Your goal
Search the entries below. Return every line that has "partes" in it.
============
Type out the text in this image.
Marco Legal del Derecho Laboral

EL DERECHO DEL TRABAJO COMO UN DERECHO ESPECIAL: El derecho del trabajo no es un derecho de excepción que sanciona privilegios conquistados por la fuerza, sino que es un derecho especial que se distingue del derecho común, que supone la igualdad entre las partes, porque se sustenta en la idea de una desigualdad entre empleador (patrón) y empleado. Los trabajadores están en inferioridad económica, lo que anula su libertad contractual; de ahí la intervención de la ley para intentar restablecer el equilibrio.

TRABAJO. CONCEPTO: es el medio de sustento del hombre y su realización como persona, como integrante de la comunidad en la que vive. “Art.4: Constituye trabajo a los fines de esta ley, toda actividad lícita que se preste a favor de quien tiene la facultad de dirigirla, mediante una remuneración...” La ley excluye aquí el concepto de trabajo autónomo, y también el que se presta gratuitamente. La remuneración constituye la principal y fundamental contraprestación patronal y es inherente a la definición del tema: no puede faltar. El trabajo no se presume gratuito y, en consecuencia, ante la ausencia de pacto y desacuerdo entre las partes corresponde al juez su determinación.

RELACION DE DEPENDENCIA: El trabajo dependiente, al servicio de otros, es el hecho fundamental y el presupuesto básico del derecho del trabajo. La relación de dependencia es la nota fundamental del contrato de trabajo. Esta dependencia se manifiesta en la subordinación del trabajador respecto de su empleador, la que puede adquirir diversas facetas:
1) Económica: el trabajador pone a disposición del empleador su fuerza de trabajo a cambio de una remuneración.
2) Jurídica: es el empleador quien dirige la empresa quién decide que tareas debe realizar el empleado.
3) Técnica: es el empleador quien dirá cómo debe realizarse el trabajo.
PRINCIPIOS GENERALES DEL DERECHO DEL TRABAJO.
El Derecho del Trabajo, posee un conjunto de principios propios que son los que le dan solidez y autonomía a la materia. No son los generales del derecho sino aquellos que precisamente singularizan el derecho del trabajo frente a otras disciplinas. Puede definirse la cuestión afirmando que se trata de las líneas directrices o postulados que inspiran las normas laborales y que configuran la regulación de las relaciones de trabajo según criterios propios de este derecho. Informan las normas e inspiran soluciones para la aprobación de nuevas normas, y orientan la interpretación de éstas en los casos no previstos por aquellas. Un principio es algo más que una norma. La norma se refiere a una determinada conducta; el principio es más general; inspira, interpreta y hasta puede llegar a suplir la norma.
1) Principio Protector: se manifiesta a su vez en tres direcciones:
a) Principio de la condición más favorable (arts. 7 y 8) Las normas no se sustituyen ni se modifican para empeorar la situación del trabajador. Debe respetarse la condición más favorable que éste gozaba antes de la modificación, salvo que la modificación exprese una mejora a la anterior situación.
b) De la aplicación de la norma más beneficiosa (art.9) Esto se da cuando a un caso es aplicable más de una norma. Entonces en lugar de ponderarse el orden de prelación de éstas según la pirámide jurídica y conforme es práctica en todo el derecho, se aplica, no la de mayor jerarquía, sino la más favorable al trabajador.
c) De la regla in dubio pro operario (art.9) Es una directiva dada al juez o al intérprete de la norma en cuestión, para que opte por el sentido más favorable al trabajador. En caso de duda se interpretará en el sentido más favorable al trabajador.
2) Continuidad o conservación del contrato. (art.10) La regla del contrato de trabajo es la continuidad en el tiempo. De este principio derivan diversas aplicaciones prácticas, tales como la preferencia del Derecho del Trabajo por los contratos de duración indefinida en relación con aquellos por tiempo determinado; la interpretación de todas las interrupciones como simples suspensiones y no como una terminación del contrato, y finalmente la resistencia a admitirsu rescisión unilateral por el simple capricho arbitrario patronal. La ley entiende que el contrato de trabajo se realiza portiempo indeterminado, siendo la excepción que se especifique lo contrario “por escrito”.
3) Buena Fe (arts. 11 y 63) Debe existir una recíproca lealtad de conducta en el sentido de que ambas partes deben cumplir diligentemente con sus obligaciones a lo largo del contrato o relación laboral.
============
Problem solution
EL DERECHO DEL TRABAJO COMO UN DERECHO ESPECIAL: El derecho del trabajo no es un derecho de excepción que sanciona privilegios conquistados por la fuerza, sino que es un derecho especial que se distingue del derecho común, que supone la igualdad entre las partes, porque se sustenta en la idea de una desigualdad entre empleador (patrón) y empleado. Los trabajadores están en inferioridad económica, lo que anula su libertad contractual; de ahí la intervención de la ley para intentar restablecer el equilibrio.
TRABAJO. CONCEPTO: es el medio de sustento del hombre y su realización como persona, como integrante de la comunidad en la que vive. “Art.4: Constituye trabajo a los fines de esta ley, toda actividad lícita que se preste a favor de quien tiene la facultad de dirigirla, mediante una remuneración...” La ley excluye aquí el concepto de trabajo autónomo, y también el que se presta gratuitamente. La remuneración constituye la principal y fundamental contraprestación patronal y es inherente a la definición del tema: no puede faltar. El trabajo no se presume gratuito y, en consecuencia, ante la ausencia de pacto y desacuerdo entre las partes corresponde al juez su determinación.
3) Buena Fe (arts. 11 y 63) Debe existir una recíproca lealtad de conducta en el sentido de que ambas partes deben cumplir diligentemente con sus obligaciones a lo largo del contrato o relación laboral.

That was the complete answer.